### Brief
Copy all lines in which the word "chevron" can be found.

BEGIN Entries

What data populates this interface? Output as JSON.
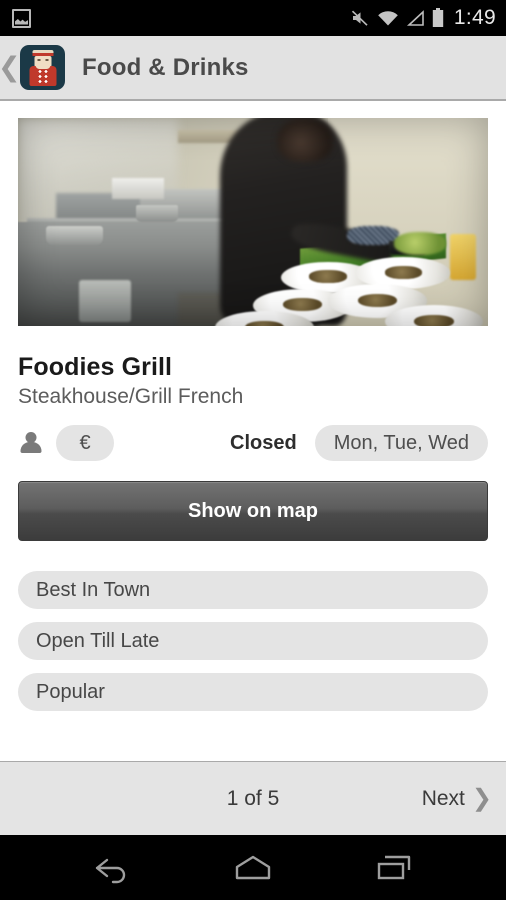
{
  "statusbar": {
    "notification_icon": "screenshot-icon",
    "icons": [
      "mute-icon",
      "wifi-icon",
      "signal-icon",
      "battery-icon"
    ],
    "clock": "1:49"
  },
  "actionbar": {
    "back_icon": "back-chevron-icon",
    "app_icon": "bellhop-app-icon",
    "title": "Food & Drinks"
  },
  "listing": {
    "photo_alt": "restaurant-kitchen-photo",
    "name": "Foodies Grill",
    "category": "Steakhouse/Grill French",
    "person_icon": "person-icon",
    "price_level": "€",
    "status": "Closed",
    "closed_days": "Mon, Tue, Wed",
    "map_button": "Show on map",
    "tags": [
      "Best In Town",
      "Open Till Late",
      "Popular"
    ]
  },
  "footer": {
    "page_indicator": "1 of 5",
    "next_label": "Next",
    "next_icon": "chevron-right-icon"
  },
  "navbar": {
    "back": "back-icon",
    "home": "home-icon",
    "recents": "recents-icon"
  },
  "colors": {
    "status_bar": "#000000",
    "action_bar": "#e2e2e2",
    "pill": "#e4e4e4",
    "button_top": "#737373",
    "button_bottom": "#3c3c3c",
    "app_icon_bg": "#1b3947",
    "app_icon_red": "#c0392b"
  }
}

END Entries
BEGIN Entries

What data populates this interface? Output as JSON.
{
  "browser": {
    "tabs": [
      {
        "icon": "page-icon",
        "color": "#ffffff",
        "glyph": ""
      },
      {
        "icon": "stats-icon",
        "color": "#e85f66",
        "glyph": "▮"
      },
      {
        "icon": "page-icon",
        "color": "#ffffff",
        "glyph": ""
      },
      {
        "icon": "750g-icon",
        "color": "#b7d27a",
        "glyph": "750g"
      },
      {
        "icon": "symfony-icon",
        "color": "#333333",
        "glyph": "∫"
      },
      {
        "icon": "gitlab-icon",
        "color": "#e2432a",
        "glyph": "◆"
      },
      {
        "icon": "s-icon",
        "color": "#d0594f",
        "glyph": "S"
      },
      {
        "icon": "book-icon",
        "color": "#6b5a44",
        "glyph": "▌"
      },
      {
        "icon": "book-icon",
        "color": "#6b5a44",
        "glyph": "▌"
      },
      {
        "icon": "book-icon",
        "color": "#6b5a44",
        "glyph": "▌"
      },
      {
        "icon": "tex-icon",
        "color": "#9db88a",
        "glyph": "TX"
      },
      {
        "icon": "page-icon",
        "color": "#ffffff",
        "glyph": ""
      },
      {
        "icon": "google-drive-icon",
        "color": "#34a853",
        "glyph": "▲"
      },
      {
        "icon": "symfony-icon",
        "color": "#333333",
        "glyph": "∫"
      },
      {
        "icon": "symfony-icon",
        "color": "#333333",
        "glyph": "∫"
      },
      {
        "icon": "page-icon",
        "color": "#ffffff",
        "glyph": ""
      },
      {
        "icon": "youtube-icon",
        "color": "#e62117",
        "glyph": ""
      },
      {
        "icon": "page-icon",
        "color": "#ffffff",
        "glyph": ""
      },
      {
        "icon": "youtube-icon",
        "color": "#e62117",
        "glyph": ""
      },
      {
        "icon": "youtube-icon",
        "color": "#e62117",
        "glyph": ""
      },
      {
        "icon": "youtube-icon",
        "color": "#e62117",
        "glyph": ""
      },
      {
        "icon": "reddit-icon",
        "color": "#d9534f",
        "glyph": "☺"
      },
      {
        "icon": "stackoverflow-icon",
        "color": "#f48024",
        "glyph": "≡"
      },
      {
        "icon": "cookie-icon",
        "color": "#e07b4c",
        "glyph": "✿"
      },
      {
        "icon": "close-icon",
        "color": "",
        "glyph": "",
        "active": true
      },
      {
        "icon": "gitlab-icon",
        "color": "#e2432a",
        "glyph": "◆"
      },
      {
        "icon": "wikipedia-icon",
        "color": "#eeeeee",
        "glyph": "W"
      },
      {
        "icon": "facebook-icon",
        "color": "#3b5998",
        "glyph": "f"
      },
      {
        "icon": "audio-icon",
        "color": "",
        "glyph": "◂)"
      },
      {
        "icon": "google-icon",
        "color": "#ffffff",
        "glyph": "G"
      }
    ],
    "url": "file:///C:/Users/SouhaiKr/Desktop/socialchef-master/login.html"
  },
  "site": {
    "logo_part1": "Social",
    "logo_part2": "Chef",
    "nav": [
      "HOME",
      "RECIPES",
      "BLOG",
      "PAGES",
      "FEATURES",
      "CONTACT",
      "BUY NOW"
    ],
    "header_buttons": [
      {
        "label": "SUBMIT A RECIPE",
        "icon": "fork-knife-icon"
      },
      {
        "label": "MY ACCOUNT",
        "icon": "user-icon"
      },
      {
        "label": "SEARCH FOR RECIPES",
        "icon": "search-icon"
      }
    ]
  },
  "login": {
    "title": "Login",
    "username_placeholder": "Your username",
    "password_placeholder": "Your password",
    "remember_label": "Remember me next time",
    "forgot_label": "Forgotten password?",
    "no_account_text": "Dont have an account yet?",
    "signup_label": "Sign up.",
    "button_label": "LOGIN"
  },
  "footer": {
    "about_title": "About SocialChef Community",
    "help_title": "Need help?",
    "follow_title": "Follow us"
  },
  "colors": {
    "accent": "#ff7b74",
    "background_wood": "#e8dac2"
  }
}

END Entries

### Response below
    "back_icon": "back-chevron-icon",
    "next_icon": "chevron-right-icon"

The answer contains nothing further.